- Written tasks -
• A. Transcribe the part of the blog post that opens with the words "The other two" and closes with "other 98 percent.".
• B. In the rows, restate word for word the part that opens with the line containing "Patent image size: (1279, 804)." and closes with the line containing "The rear landing gear unit 110", both lines included.

-- START OF Article --

Tuesday, June 27, 2006

 
June 27th 2006

What happened to us?

We used to be the good guys. America, the world's cavalry charging in to save some poor SOB's who were being picked on by the big meanie.

Then we began to believe in something called the "Domino Effect" and wham! Vietnam. Noriega tells the CIA he doesn't want to play any more so we toss him into a bottomless pit and forget about him. We sell arms to BOTH sides of the Iran/Iraq war hoping they'll just beat the crap out of each other. THEN get bent when Saddam uses the weapons and the technology we sold him to start the Gulf War...Yes THE Gulf War, those years inbetween George I and George II were an aberration. And to top it off we feel we have the right to imprison and torture those who simply disagree with us.

The most disturbing thing about all this is that the only thing its accomplished is that we as a country have gone from everybody's best bud to the kid from the rich family that nobody wanted to hang out with inspite of the fact that he had a pool, a cool car and a hot sister because he was such a raging asshole.

I worry about the world we are leaving our kids. Instead of bringing everybody together and saying "hey, space is getting tight on this little blue/green ball and we got to get along or there won't be nobody left to shut the door"

We go around pointing fingers at the way other people worship or live or what they have or don't have and tell them that they had better fall in line with us or else.

Now, I undertstand that there is a time and a season for everything, even force. But except for Bosnia and Darfur, it hasn't been the time or the season since 1945.

What the politicos here and the world over don't seem to get is that people are fairly simple; they want to make money, spend money (for both necessary and fun things) and be left alone. Because if left alone, 98 percent of the world's population will go about their happy lives.

The other two percent?

That's when we step in. But it doesn't require a massive military, nuclear weapons, or hideous prisons on small islands that strip away every shred of human dignity.

Just the concern and gentle persuasion of the other 98 percent.

I have signed a petition that Amnesty International has demanding our government close the doors on the most hideous desecration of human rights on our soil since civil rights or perhaps even slavery...Guantanamo

(with much respect and much apologies to Civil Rights leaders, but they were at least charged with a crime when they were illegally arrested and jailed)

I hope you guys do the same.

-- END OF Article --
-- START OF Exercise data --

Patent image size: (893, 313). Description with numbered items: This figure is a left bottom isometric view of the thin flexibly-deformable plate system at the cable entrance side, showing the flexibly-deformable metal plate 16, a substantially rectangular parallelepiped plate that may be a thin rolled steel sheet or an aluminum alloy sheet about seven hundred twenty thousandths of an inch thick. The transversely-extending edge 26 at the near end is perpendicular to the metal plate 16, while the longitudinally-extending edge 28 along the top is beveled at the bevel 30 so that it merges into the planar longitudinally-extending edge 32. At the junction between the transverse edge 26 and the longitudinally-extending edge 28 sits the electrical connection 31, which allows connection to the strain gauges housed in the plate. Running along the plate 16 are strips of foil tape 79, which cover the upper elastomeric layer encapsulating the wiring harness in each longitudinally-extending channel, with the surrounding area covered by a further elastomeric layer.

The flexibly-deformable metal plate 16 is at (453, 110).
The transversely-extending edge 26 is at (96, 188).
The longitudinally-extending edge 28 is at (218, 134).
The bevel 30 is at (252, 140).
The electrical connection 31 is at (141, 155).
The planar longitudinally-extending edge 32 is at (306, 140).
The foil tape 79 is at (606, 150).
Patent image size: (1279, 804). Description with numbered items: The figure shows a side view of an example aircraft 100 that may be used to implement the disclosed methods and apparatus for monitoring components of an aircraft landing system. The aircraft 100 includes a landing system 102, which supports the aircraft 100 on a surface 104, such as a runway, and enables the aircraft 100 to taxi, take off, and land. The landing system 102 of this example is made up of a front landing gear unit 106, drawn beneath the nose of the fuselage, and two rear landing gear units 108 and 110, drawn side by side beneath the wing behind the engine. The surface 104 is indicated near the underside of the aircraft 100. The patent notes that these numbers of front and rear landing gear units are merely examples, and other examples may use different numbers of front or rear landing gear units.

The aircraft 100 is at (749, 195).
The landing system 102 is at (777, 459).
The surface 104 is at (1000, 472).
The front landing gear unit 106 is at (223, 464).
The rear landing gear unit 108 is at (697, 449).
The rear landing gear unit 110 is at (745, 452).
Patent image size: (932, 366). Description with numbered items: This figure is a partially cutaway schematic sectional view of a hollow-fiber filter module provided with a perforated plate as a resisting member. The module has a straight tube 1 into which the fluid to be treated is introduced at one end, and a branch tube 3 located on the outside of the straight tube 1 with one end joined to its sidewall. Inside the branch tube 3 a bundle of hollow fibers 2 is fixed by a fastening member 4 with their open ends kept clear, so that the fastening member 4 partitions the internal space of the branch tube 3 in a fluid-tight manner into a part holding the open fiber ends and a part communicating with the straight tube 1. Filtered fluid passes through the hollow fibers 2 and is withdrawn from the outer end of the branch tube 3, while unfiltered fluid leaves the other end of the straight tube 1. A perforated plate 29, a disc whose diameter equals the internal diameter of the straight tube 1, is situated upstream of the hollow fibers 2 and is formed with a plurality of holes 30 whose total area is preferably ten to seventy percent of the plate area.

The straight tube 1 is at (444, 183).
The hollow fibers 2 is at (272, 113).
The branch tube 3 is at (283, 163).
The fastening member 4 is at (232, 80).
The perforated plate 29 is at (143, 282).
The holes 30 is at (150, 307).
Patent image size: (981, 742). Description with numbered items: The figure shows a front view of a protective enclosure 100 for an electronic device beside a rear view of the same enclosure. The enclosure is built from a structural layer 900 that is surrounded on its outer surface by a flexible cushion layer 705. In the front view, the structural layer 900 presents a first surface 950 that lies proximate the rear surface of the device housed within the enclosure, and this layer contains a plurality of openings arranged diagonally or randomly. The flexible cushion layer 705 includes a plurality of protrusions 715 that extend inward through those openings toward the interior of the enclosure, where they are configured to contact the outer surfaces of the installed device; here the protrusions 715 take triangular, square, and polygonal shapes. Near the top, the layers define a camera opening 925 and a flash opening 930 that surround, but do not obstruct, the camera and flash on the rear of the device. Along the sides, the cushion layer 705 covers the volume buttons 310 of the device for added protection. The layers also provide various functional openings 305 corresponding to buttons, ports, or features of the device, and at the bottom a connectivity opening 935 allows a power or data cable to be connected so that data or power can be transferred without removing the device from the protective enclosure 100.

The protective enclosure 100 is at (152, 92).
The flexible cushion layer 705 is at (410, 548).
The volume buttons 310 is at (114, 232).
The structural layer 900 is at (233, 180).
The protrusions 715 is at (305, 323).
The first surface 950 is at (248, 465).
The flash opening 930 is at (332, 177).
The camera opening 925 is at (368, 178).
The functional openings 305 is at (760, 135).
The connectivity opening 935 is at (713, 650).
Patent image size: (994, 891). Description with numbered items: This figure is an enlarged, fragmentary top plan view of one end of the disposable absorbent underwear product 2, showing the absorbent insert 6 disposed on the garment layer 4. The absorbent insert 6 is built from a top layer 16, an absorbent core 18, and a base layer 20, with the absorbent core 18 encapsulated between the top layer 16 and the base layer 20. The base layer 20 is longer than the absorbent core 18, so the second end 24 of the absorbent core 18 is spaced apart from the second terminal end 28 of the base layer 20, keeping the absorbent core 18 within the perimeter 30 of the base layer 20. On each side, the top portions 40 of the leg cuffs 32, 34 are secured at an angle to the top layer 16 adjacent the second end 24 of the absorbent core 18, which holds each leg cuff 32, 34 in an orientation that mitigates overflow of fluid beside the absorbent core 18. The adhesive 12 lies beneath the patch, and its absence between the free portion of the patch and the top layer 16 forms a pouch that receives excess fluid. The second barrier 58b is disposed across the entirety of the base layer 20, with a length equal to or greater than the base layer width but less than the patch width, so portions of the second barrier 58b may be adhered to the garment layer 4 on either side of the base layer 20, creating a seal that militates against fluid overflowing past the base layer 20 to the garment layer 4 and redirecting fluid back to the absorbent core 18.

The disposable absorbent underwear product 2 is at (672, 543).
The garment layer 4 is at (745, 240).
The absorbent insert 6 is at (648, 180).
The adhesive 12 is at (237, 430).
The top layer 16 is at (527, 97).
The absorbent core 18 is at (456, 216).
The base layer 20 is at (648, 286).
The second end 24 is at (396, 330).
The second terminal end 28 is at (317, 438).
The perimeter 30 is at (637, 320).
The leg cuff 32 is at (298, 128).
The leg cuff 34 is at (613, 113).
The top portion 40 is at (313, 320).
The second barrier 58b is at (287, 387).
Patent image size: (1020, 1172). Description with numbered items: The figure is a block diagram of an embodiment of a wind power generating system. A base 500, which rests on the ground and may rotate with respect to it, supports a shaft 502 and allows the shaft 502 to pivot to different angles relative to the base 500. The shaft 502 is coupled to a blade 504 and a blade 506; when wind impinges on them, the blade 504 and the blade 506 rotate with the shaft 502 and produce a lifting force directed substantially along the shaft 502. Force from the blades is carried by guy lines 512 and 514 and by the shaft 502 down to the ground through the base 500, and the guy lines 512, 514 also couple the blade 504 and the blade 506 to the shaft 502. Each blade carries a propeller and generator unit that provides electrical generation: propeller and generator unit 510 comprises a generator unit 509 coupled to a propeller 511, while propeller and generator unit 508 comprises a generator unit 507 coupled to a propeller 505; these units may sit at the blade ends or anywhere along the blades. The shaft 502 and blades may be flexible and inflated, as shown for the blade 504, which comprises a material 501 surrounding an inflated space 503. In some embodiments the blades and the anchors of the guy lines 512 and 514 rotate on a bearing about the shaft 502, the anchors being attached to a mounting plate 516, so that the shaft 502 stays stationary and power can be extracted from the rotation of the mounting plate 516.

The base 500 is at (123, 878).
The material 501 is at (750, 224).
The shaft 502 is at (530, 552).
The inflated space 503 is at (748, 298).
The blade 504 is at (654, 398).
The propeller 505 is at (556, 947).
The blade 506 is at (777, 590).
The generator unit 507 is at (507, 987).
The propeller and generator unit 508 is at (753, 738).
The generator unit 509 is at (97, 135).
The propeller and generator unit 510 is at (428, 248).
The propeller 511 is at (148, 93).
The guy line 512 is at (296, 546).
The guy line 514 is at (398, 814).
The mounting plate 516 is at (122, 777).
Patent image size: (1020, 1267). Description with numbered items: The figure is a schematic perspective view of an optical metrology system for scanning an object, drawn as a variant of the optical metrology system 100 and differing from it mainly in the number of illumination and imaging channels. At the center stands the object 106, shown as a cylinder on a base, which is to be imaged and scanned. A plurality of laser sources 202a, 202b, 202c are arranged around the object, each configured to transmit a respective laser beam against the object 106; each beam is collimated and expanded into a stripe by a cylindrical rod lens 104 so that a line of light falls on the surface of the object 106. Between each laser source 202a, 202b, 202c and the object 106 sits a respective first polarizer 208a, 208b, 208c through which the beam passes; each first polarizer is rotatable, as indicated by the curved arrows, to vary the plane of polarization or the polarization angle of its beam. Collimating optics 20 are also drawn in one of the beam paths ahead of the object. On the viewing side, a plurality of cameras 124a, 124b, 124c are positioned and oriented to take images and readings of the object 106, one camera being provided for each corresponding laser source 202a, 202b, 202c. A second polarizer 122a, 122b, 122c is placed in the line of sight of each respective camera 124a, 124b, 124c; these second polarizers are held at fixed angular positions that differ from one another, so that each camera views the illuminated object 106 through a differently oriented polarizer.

-- END OF Exercise data --

- Solutions to the tasks -
• A.
The other two percent?

That's when we step in. But it doesn't require a massive military, nuclear weapons, or hideous prisons on small islands that strip away every shred of human dignity.

Just the concern and gentle persuasion of the other 98 percent.

• B.
Patent image size: (1279, 804). Description with numbered items: The figure shows a side view of an example aircraft 100 that may be used to implement the disclosed methods and apparatus for monitoring components of an aircraft landing system. The aircraft 100 includes a landing system 102, which supports the aircraft 100 on a surface 104, such as a runway, and enables the aircraft 100 to taxi, take off, and land. The landing system 102 of this example is made up of a front landing gear unit 106, drawn beneath the nose of the fuselage, and two rear landing gear units 108 and 110, drawn side by side beneath the wing behind the engine. The surface 104 is indicated near the underside of the aircraft 100. The patent notes that these numbers of front and rear landing gear units are merely examples, and other examples may use different numbers of front or rear landing gear units.

The aircraft 100 is at (749, 195).
The landing system 102 is at (777, 459).
The surface 104 is at (1000, 472).
The front landing gear unit 106 is at (223, 464).
The rear landing gear unit 108 is at (697, 449).
The rear landing gear unit 110 is at (745, 452).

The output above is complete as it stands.